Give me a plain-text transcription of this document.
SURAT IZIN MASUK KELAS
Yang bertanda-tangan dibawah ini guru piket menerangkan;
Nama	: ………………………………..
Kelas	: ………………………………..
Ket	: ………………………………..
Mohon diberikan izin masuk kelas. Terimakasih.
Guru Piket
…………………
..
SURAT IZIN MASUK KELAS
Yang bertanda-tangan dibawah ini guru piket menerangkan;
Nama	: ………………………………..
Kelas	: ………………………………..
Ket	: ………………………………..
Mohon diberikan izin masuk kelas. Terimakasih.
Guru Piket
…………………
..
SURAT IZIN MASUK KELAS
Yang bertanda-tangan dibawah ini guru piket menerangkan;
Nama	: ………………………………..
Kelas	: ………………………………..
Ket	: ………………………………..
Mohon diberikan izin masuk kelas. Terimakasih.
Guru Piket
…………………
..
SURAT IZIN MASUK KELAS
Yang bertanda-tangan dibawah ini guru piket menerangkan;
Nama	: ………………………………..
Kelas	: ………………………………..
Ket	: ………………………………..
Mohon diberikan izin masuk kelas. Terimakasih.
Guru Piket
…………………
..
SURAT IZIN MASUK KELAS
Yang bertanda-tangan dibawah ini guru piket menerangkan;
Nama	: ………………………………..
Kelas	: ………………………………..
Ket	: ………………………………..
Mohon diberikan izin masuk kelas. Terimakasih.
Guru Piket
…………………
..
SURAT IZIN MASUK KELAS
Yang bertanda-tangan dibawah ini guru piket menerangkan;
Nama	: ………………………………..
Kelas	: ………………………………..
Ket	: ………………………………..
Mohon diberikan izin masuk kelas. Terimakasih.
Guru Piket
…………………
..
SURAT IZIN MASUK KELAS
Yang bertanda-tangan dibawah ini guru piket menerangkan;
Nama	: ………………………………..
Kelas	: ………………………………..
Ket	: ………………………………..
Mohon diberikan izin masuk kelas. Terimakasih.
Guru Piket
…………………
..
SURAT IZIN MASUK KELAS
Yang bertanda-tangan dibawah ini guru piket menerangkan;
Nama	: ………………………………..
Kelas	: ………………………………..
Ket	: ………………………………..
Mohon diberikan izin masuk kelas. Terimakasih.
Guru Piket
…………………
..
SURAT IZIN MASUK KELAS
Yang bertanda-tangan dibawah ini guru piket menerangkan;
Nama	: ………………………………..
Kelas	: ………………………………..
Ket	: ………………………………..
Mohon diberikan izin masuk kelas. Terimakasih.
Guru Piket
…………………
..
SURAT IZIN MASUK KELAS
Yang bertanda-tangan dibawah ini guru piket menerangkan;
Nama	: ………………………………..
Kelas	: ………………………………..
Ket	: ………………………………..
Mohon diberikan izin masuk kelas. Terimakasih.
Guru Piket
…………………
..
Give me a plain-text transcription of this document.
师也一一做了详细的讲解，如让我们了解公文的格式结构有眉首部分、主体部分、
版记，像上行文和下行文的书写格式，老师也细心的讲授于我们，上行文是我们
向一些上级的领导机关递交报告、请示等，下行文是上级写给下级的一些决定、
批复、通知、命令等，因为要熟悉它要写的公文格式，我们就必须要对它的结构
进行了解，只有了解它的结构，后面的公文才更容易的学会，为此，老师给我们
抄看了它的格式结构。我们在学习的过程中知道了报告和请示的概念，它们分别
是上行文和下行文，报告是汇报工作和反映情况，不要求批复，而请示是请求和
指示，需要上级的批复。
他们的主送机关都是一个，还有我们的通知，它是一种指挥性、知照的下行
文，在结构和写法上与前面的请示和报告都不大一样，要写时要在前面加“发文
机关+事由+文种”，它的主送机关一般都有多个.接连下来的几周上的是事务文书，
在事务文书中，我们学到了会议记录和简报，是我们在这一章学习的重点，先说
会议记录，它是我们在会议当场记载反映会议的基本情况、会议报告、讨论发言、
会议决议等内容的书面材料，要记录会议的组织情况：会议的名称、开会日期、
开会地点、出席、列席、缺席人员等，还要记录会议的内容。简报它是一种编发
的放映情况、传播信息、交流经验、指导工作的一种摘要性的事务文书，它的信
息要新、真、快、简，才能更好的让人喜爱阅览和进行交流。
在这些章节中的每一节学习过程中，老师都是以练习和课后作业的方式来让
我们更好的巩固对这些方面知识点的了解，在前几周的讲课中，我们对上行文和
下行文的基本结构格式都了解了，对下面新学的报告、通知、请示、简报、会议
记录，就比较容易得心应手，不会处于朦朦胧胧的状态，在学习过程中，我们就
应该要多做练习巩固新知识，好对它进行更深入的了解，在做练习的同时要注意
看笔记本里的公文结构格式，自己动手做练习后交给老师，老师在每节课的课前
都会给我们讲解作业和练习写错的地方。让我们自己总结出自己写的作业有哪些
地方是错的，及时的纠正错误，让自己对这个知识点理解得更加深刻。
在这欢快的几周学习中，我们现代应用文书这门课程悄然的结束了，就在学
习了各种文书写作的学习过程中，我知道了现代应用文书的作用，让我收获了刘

_ _ _ _ _

_Goal_
Write out all the lines again, exactly as they are.

_Full answer_
Give me a plain-text transcription of this document.
SURAT IZIN MASUK KELAS
Yang bertanda-tangan dibawah ini guru piket menerangkan;
Nama	: ………………………………..
Kelas	: ………………………………..
Ket	: ………………………………..
Mohon diberikan izin masuk kelas. Terimakasih.
Guru Piket
…………………
..
SURAT IZIN MASUK KELAS
Yang bertanda-tangan dibawah ini guru piket menerangkan;
Nama	: ………………………………..
Kelas	: ………………………………..
Ket	: ………………………………..
Mohon diberikan izin masuk kelas. Terimakasih.
Guru Piket
…………………
..
SURAT IZIN MASUK KELAS
Yang bertanda-tangan dibawah ini guru piket menerangkan;
Nama	: ………………………………..
Kelas	: ………………………………..
Ket	: ………………………………..
Mohon diberikan izin masuk kelas. Terimakasih.
Guru Piket
…………………
..
SURAT IZIN MASUK KELAS
Yang bertanda-tangan dibawah ini guru piket menerangkan;
Nama	: ………………………………..
Kelas	: ………………………………..
Ket	: ………………………………..
Mohon diberikan izin masuk kelas. Terimakasih.
Guru Piket
…………………
..
SURAT IZIN MASUK KELAS
Yang bertanda-tangan dibawah ini guru piket menerangkan;
Nama	: ………………………………..
Kelas	: ………………………………..
Ket	: ………………………………..
Mohon diberikan izin masuk kelas. Terimakasih.
Guru Piket
…………………
..
SURAT IZIN MASUK KELAS
Yang bertanda-tangan dibawah ini guru piket menerangkan;
Nama	: ………………………………..
Kelas	: ………………………………..
Ket	: ………………………………..
Mohon diberikan izin masuk kelas. Terimakasih.
Guru Piket
…………………
..
SURAT IZIN MASUK KELAS
Yang bertanda-tangan dibawah ini guru piket menerangkan;
Nama	: ………………………………..
Kelas	: ………………………………..
Ket	: ………………………………..
Mohon diberikan izin masuk kelas. Terimakasih.
Guru Piket
…………………
..
SURAT IZIN MASUK KELAS
Yang bertanda-tangan dibawah ini guru piket menerangkan;
Nama	: ………………………………..
Kelas	: ………………………………..
Ket	: ………………………………..
Mohon diberikan izin masuk kelas. Terimakasih.
Guru Piket
…………………
..
SURAT IZIN MASUK KELAS
Yang bertanda-tangan dibawah ini guru piket menerangkan;
Nama	: ………………………………..
Kelas	: ………………………………..
Ket	: ………………………………..
Mohon diberikan izin masuk kelas. Terimakasih.
Guru Piket
…………………
..
SURAT IZIN MASUK KELAS
Yang bertanda-tangan dibawah ini guru piket menerangkan;
Nama	: ………………………………..
Kelas	: ………………………………..
Ket	: ………………………………..
Mohon diberikan izin masuk kelas. Terimakasih.
Guru Piket
…………………
..
Give me a plain-text transcription of this document.
师也一一做了详细的讲解，如让我们了解公文的格式结构有眉首部分、主体部分、
版记，像上行文和下行文的书写格式，老师也细心的讲授于我们，上行文是我们
向一些上级的领导机关递交报告、请示等，下行文是上级写给下级的一些决定、
批复、通知、命令等，因为要熟悉它要写的公文格式，我们就必须要对它的结构
进行了解，只有了解它的结构，后面的公文才更容易的学会，为此，老师给我们
抄看了它的格式结构。我们在学习的过程中知道了报告和请示的概念，它们分别
是上行文和下行文，报告是汇报工作和反映情况，不要求批复，而请示是请求和
指示，需要上级的批复。
他们的主送机关都是一个，还有我们的通知，它是一种指挥性、知照的下行
文，在结构和写法上与前面的请示和报告都不大一样，要写时要在前面加“发文
机关+事由+文种”，它的主送机关一般都有多个.接连下来的几周上的是事务文书，
在事务文书中，我们学到了会议记录和简报，是我们在这一章学习的重点，先说
会议记录，它是我们在会议当场记载反映会议的基本情况、会议报告、讨论发言、
会议决议等内容的书面材料，要记录会议的组织情况：会议的名称、开会日期、
开会地点、出席、列席、缺席人员等，还要记录会议的内容。简报它是一种编发
的放映情况、传播信息、交流经验、指导工作的一种摘要性的事务文书，它的信
息要新、真、快、简，才能更好的让人喜爱阅览和进行交流。
在这些章节中的每一节学习过程中，老师都是以练习和课后作业的方式来让
我们更好的巩固对这些方面知识点的了解，在前几周的讲课中，我们对上行文和
下行文的基本结构格式都了解了，对下面新学的报告、通知、请示、简报、会议
记录，就比较容易得心应手，不会处于朦朦胧胧的状态，在学习过程中，我们就
应该要多做练习巩固新知识，好对它进行更深入的了解，在做练习的同时要注意
看笔记本里的公文结构格式，自己动手做练习后交给老师，老师在每节课的课前
都会给我们讲解作业和练习写错的地方。让我们自己总结出自己写的作业有哪些
地方是错的，及时的纠正错误，让自己对这个知识点理解得更加深刻。
在这欢快的几周学习中，我们现代应用文书这门课程悄然的结束了，就在学
习了各种文书写作的学习过程中，我知道了现代应用文书的作用，让我收获了刘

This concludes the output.